◆ DESCRIPTION OF THE TASK
Among the lines below, count those with "true". Give only the number.

◆ SUPPLIED ENTRIES
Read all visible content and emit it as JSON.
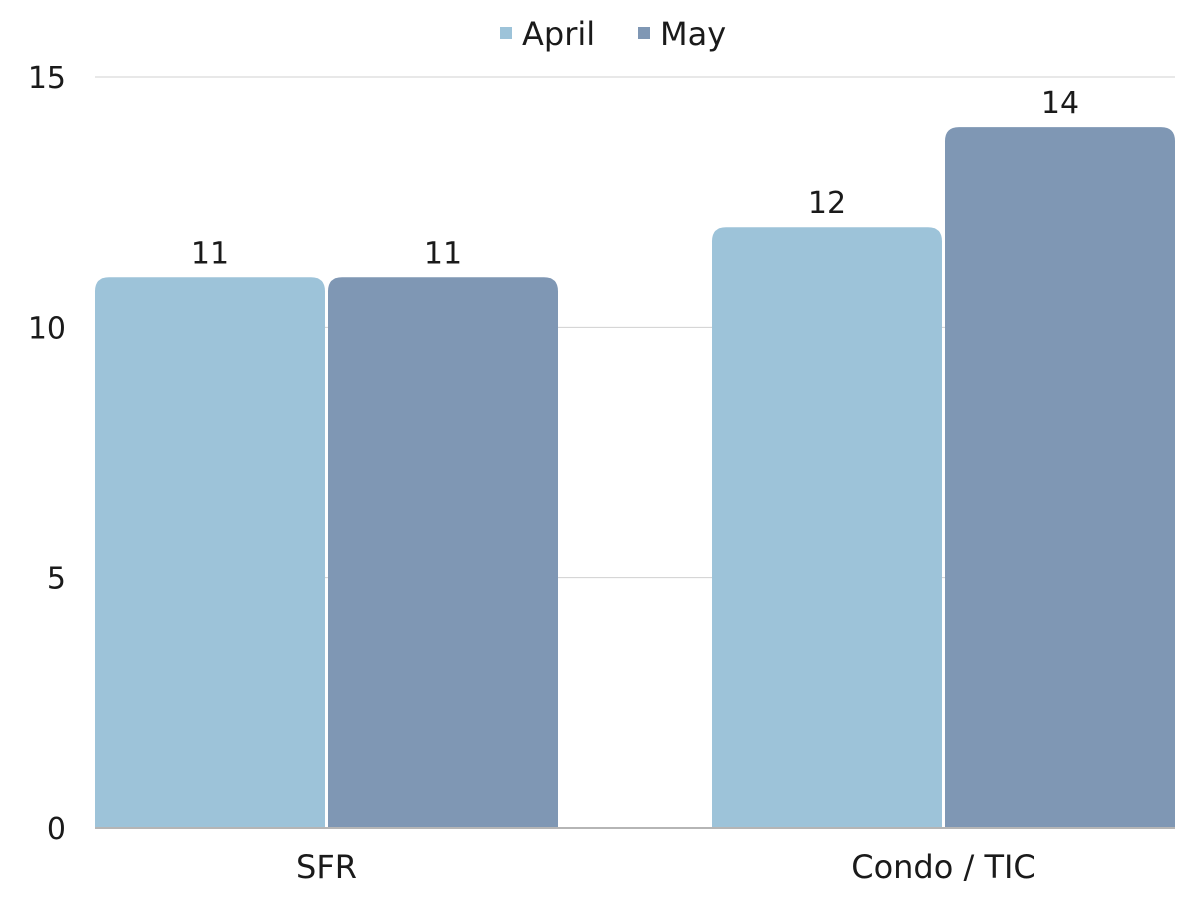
{
  "chart_data": {
    "type": "bar",
    "title": "",
    "xlabel": "",
    "ylabel": "",
    "categories": [
      "SFR",
      "Condo / TIC"
    ],
    "series": [
      {
        "name": "April",
        "values": [
          11,
          12
        ],
        "color": "#9dc3d9"
      },
      {
        "name": "May",
        "values": [
          11,
          14
        ],
        "color": "#7f97b4"
      }
    ],
    "ylim": [
      0,
      15
    ],
    "yticks": [
      "0",
      "5",
      "10",
      "15"
    ],
    "grid": true,
    "legend_position": "top-center",
    "data_labels": true,
    "gridline_color": "#d0d0d0",
    "axis_color": "#b5b5b5"
  }
}
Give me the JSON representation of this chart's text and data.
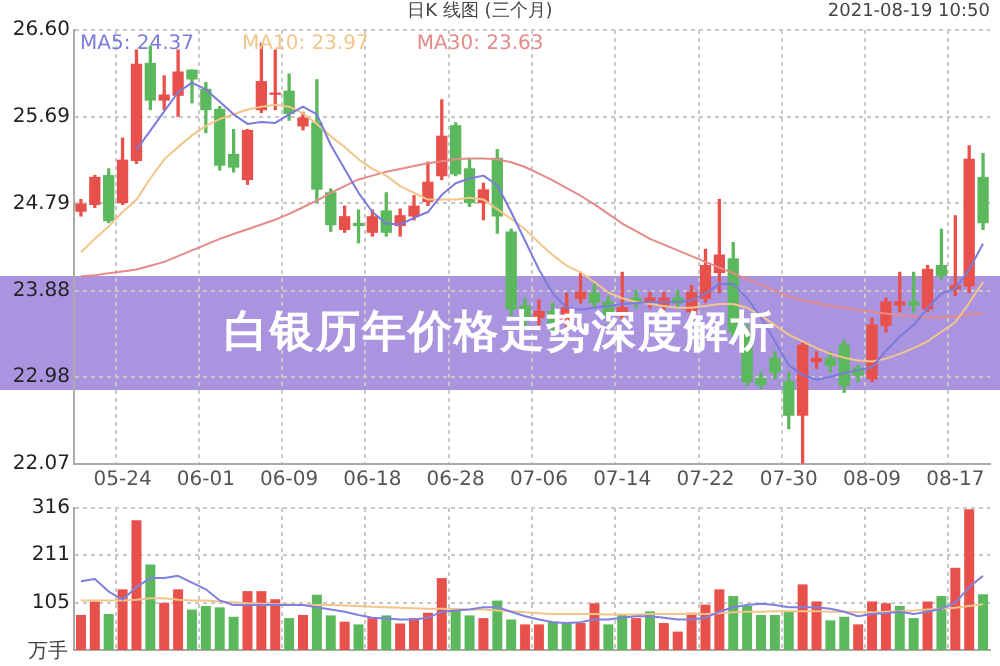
{
  "chart_data": [
    {
      "type": "candlestick",
      "title": "白银历年价格走势深度解析",
      "subtitle": "日K 线图 (三个月)",
      "annotations": [
        "2021-08-19 10:50"
      ],
      "categories": [
        null,
        null,
        null,
        "05-24",
        null,
        null,
        null,
        null,
        null,
        "06-01",
        null,
        null,
        null,
        null,
        null,
        "06-09",
        null,
        null,
        null,
        null,
        null,
        "06-18",
        null,
        null,
        null,
        null,
        null,
        "06-28",
        null,
        null,
        null,
        null,
        null,
        "07-06",
        null,
        null,
        null,
        null,
        null,
        "07-14",
        null,
        null,
        null,
        null,
        null,
        "07-22",
        null,
        null,
        null,
        null,
        null,
        "07-30",
        null,
        null,
        null,
        null,
        null,
        "08-09",
        null,
        null,
        null,
        null,
        null,
        "08-17",
        null,
        null
      ],
      "ohlc": [
        [
          24.71,
          24.83,
          24.66,
          24.78
        ],
        [
          24.78,
          25.08,
          24.75,
          25.06
        ],
        [
          25.08,
          25.15,
          24.59,
          24.61
        ],
        [
          24.8,
          25.47,
          24.78,
          25.24
        ],
        [
          25.24,
          26.39,
          25.21,
          26.24
        ],
        [
          26.25,
          26.43,
          25.77,
          25.87
        ],
        [
          25.87,
          26.12,
          25.77,
          25.92
        ],
        [
          25.92,
          26.39,
          25.7,
          26.16
        ],
        [
          26.18,
          26.18,
          25.84,
          26.09
        ],
        [
          25.98,
          26.05,
          25.53,
          25.77
        ],
        [
          25.77,
          25.8,
          25.14,
          25.19
        ],
        [
          25.3,
          25.56,
          25.12,
          25.17
        ],
        [
          25.04,
          25.56,
          24.99,
          25.55
        ],
        [
          25.77,
          26.46,
          25.74,
          26.06
        ],
        [
          25.93,
          26.39,
          25.77,
          25.94
        ],
        [
          25.96,
          26.14,
          25.66,
          25.73
        ],
        [
          25.6,
          25.74,
          25.56,
          25.68
        ],
        [
          25.63,
          26.08,
          24.8,
          24.94
        ],
        [
          24.9,
          24.94,
          24.5,
          24.57
        ],
        [
          24.52,
          24.76,
          24.49,
          24.65
        ],
        [
          24.58,
          24.72,
          24.38,
          24.56
        ],
        [
          24.49,
          24.72,
          24.45,
          24.65
        ],
        [
          24.71,
          24.9,
          24.45,
          24.49
        ],
        [
          24.56,
          24.73,
          24.45,
          24.66
        ],
        [
          24.66,
          24.87,
          24.62,
          24.76
        ],
        [
          24.81,
          25.22,
          24.77,
          25.01
        ],
        [
          25.08,
          25.87,
          25.04,
          25.49
        ],
        [
          25.6,
          25.63,
          25.08,
          25.1
        ],
        [
          25.15,
          25.25,
          24.76,
          24.8
        ],
        [
          24.8,
          25,
          24.62,
          24.93
        ],
        [
          25.26,
          25.35,
          24.48,
          24.66
        ],
        [
          24.49,
          24.52,
          23.62,
          23.69
        ],
        [
          23.72,
          23.8,
          23.5,
          23.6
        ],
        [
          23.6,
          23.78,
          23.52,
          23.66
        ],
        [
          23.66,
          23.75,
          23.45,
          23.55
        ],
        [
          23.55,
          23.85,
          23.5,
          23.7
        ],
        [
          23.8,
          24.07,
          23.75,
          23.86
        ],
        [
          23.85,
          23.95,
          23.7,
          23.76
        ],
        [
          23.76,
          23.82,
          23.55,
          23.62
        ],
        [
          23.62,
          24.07,
          23.58,
          23.7
        ],
        [
          23.8,
          23.88,
          23.7,
          23.76
        ],
        [
          23.76,
          23.86,
          23.7,
          23.8
        ],
        [
          23.73,
          23.86,
          23.68,
          23.8
        ],
        [
          23.8,
          23.88,
          23.7,
          23.75
        ],
        [
          23.66,
          23.93,
          23.62,
          23.86
        ],
        [
          23.8,
          24.31,
          23.76,
          24.14
        ],
        [
          24.07,
          24.83,
          23.86,
          24.25
        ],
        [
          24.21,
          24.38,
          23.4,
          23.45
        ],
        [
          23.45,
          23.52,
          22.89,
          22.93
        ],
        [
          22.96,
          23.03,
          22.86,
          22.9
        ],
        [
          23.17,
          23.24,
          22.96,
          23.03
        ],
        [
          22.93,
          23.03,
          22.44,
          22.58
        ],
        [
          22.58,
          23.33,
          22.08,
          23.31
        ],
        [
          23.14,
          23.24,
          23.07,
          23.17
        ],
        [
          23.17,
          23.24,
          23.03,
          23.1
        ],
        [
          23.31,
          23.36,
          22.82,
          22.89
        ],
        [
          23.07,
          23.1,
          22.93,
          23
        ],
        [
          22.96,
          23.59,
          22.93,
          23.52
        ],
        [
          23.52,
          23.8,
          23.45,
          23.76
        ],
        [
          23.73,
          24.07,
          23.66,
          23.76
        ],
        [
          23.76,
          24.07,
          23.66,
          23.73
        ],
        [
          23.69,
          24.14,
          23.66,
          24.1
        ],
        [
          24.14,
          24.52,
          24,
          24.04
        ],
        [
          23.9,
          24.66,
          23.83,
          23.93
        ],
        [
          23.93,
          25.39,
          23.86,
          25.25
        ],
        [
          25.06,
          25.31,
          24.52,
          24.59
        ]
      ],
      "colors": [
        "#e8504c",
        "#e8504c",
        "#5cb85c",
        "#e8504c",
        "#e8504c",
        "#5cb85c",
        "#e8504c",
        "#e8504c",
        "#5cb85c",
        "#5cb85c",
        "#5cb85c",
        "#5cb85c",
        "#e8504c",
        "#e8504c",
        "#e8504c",
        "#5cb85c",
        "#e8504c",
        "#5cb85c",
        "#5cb85c",
        "#e8504c",
        "#5cb85c",
        "#e8504c",
        "#5cb85c",
        "#e8504c",
        "#e8504c",
        "#e8504c",
        "#e8504c",
        "#5cb85c",
        "#5cb85c",
        "#e8504c",
        "#5cb85c",
        "#5cb85c",
        "#5cb85c",
        "#e8504c",
        "#5cb85c",
        "#e8504c",
        "#e8504c",
        "#5cb85c",
        "#5cb85c",
        "#e8504c",
        "#5cb85c",
        "#e8504c",
        "#e8504c",
        "#5cb85c",
        "#e8504c",
        "#e8504c",
        "#e8504c",
        "#5cb85c",
        "#5cb85c",
        "#5cb85c",
        "#5cb85c",
        "#5cb85c",
        "#e8504c",
        "#e8504c",
        "#5cb85c",
        "#5cb85c",
        "#5cb85c",
        "#e8504c",
        "#e8504c",
        "#e8504c",
        "#5cb85c",
        "#e8504c",
        "#5cb85c",
        "#e8504c",
        "#e8504c",
        "#5cb85c"
      ],
      "series": [
        {
          "type": "line",
          "name": "MA5: 24.37",
          "color": "#7b7bdc",
          "values": [
            null,
            null,
            null,
            null,
            25.35,
            25.55,
            25.75,
            25.95,
            26.05,
            25.98,
            25.85,
            25.72,
            25.62,
            25.64,
            25.63,
            25.72,
            25.8,
            25.72,
            25.4,
            25.15,
            24.9,
            24.7,
            24.58,
            24.57,
            24.64,
            24.7,
            24.88,
            25,
            25.05,
            25.08,
            24.98,
            24.7,
            24.4,
            24.1,
            23.85,
            23.7,
            23.68,
            23.7,
            23.72,
            23.74,
            23.75,
            23.76,
            23.76,
            23.76,
            23.78,
            23.85,
            23.95,
            23.95,
            23.8,
            23.6,
            23.35,
            23.1,
            23,
            22.95,
            22.98,
            23.02,
            23.05,
            23.08,
            23.25,
            23.4,
            23.52,
            23.7,
            23.85,
            23.9,
            24.1,
            24.37
          ]
        },
        {
          "type": "line",
          "name": "MA10: 23.97",
          "color": "#f2c58a",
          "values": [
            24.28,
            24.42,
            24.55,
            24.7,
            24.83,
            25.05,
            25.25,
            25.38,
            25.5,
            25.6,
            25.67,
            25.72,
            25.77,
            25.8,
            25.82,
            25.8,
            25.73,
            25.62,
            25.49,
            25.38,
            25.25,
            25.15,
            25.08,
            24.97,
            24.9,
            24.83,
            24.83,
            24.83,
            24.85,
            24.83,
            24.73,
            24.63,
            24.52,
            24.38,
            24.25,
            24.14,
            24.07,
            23.97,
            23.86,
            23.8,
            23.76,
            23.74,
            23.72,
            23.7,
            23.7,
            23.72,
            23.74,
            23.74,
            23.7,
            23.62,
            23.52,
            23.42,
            23.35,
            23.28,
            23.22,
            23.18,
            23.15,
            23.14,
            23.17,
            23.22,
            23.28,
            23.35,
            23.45,
            23.55,
            23.75,
            23.97
          ]
        },
        {
          "type": "line",
          "name": "MA30: 23.63",
          "color": "#e48a8a",
          "values": [
            24.03,
            24.04,
            24.06,
            24.08,
            24.1,
            24.14,
            24.18,
            24.24,
            24.3,
            24.36,
            24.42,
            24.47,
            24.52,
            24.57,
            24.62,
            24.68,
            24.75,
            24.82,
            24.9,
            24.97,
            25.04,
            25.08,
            25.12,
            25.15,
            25.18,
            25.21,
            25.23,
            25.25,
            25.26,
            25.26,
            25.25,
            25.22,
            25.17,
            25.1,
            25.03,
            24.95,
            24.87,
            24.78,
            24.68,
            24.58,
            24.5,
            24.42,
            24.36,
            24.3,
            24.24,
            24.18,
            24.12,
            24.06,
            24,
            23.94,
            23.88,
            23.82,
            23.78,
            23.75,
            23.72,
            23.7,
            23.68,
            23.66,
            23.64,
            23.62,
            23.61,
            23.6,
            23.6,
            23.61,
            23.63,
            23.65
          ]
        }
      ],
      "ylim": [
        22.07,
        26.6
      ],
      "yticks": [
        22.07,
        22.98,
        23.88,
        24.79,
        25.69,
        {
          "value": 26.6,
          "label": "26.60"
        }
      ],
      "grid": true,
      "legend": "top left",
      "marker": "none"
    },
    {
      "type": "bar",
      "ylabel": "万手",
      "tick_labels": "y",
      "categories": [
        null,
        null,
        null,
        null,
        null,
        null,
        null,
        null,
        null,
        null,
        null,
        null,
        null,
        null,
        null,
        null,
        null,
        null,
        null,
        null,
        null,
        null,
        null,
        null,
        null,
        null,
        null,
        null,
        null,
        null,
        null,
        null,
        null,
        null,
        null,
        null,
        null,
        null,
        null,
        null,
        null,
        null,
        null,
        null,
        null,
        null,
        null,
        null,
        null,
        null,
        null,
        null,
        null,
        null,
        null,
        null,
        null,
        null,
        null,
        null,
        null,
        null,
        null,
        null,
        null,
        null
      ],
      "series": [
        {
          "type": "bar",
          "values": [
            78,
            108,
            80,
            135,
            289,
            190,
            105,
            135,
            90,
            98,
            95,
            74,
            131,
            131,
            113,
            71,
            78,
            123,
            77,
            63,
            57,
            71,
            77,
            59,
            71,
            83,
            160,
            90,
            77,
            71,
            110,
            68,
            57,
            57,
            63,
            60,
            60,
            104,
            57,
            78,
            71,
            86,
            60,
            41,
            83,
            101,
            135,
            120,
            98,
            78,
            78,
            86,
            146,
            108,
            66,
            74,
            57,
            108,
            104,
            98,
            71,
            108,
            120,
            183,
            313,
            124
          ],
          "colors": [
            "#e8504c",
            "#e8504c",
            "#5cb85c",
            "#e8504c",
            "#e8504c",
            "#5cb85c",
            "#e8504c",
            "#e8504c",
            "#5cb85c",
            "#5cb85c",
            "#5cb85c",
            "#5cb85c",
            "#e8504c",
            "#e8504c",
            "#e8504c",
            "#5cb85c",
            "#e8504c",
            "#5cb85c",
            "#5cb85c",
            "#e8504c",
            "#5cb85c",
            "#e8504c",
            "#5cb85c",
            "#e8504c",
            "#e8504c",
            "#e8504c",
            "#e8504c",
            "#5cb85c",
            "#5cb85c",
            "#e8504c",
            "#5cb85c",
            "#5cb85c",
            "#e8504c",
            "#e8504c",
            "#5cb85c",
            "#5cb85c",
            "#e8504c",
            "#e8504c",
            "#5cb85c",
            "#5cb85c",
            "#e8504c",
            "#5cb85c",
            "#e8504c",
            "#e8504c",
            "#e8504c",
            "#e8504c",
            "#e8504c",
            "#5cb85c",
            "#5cb85c",
            "#5cb85c",
            "#5cb85c",
            "#5cb85c",
            "#e8504c",
            "#e8504c",
            "#5cb85c",
            "#5cb85c",
            "#e8504c",
            "#e8504c",
            "#e8504c",
            "#5cb85c",
            "#5cb85c",
            "#e8504c",
            "#5cb85c",
            "#e8504c",
            "#e8504c",
            "#5cb85c"
          ]
        },
        {
          "type": "line",
          "color": "#8080e0",
          "values": [
            153,
            158,
            130,
            112,
            140,
            160,
            160,
            165,
            150,
            135,
            110,
            100,
            100,
            100,
            100,
            100,
            100,
            95,
            90,
            85,
            78,
            72,
            70,
            68,
            68,
            72,
            85,
            88,
            90,
            95,
            95,
            85,
            75,
            68,
            62,
            60,
            62,
            68,
            68,
            72,
            75,
            75,
            72,
            68,
            68,
            72,
            85,
            95,
            100,
            103,
            100,
            95,
            95,
            95,
            92,
            85,
            75,
            80,
            82,
            85,
            80,
            85,
            92,
            105,
            140,
            165
          ]
        },
        {
          "type": "line",
          "color": "#f2c58a",
          "values": [
            110,
            110,
            110,
            110,
            112,
            115,
            115,
            112,
            110,
            110,
            108,
            106,
            104,
            103,
            102,
            101,
            100,
            100,
            100,
            99,
            98,
            96,
            95,
            94,
            93,
            92,
            92,
            91,
            90,
            90,
            88,
            86,
            84,
            82,
            80,
            80,
            80,
            80,
            79,
            79,
            79,
            80,
            80,
            80,
            80,
            80,
            82,
            84,
            85,
            85,
            86,
            86,
            86,
            86,
            85,
            85,
            84,
            84,
            85,
            86,
            88,
            90,
            92,
            94,
            98,
            102
          ]
        }
      ],
      "ylim": [
        0,
        316
      ],
      "yticks": [
        105,
        211,
        316
      ],
      "grid": true,
      "marker": "none"
    }
  ]
}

◆ FINISHED ANSWER
4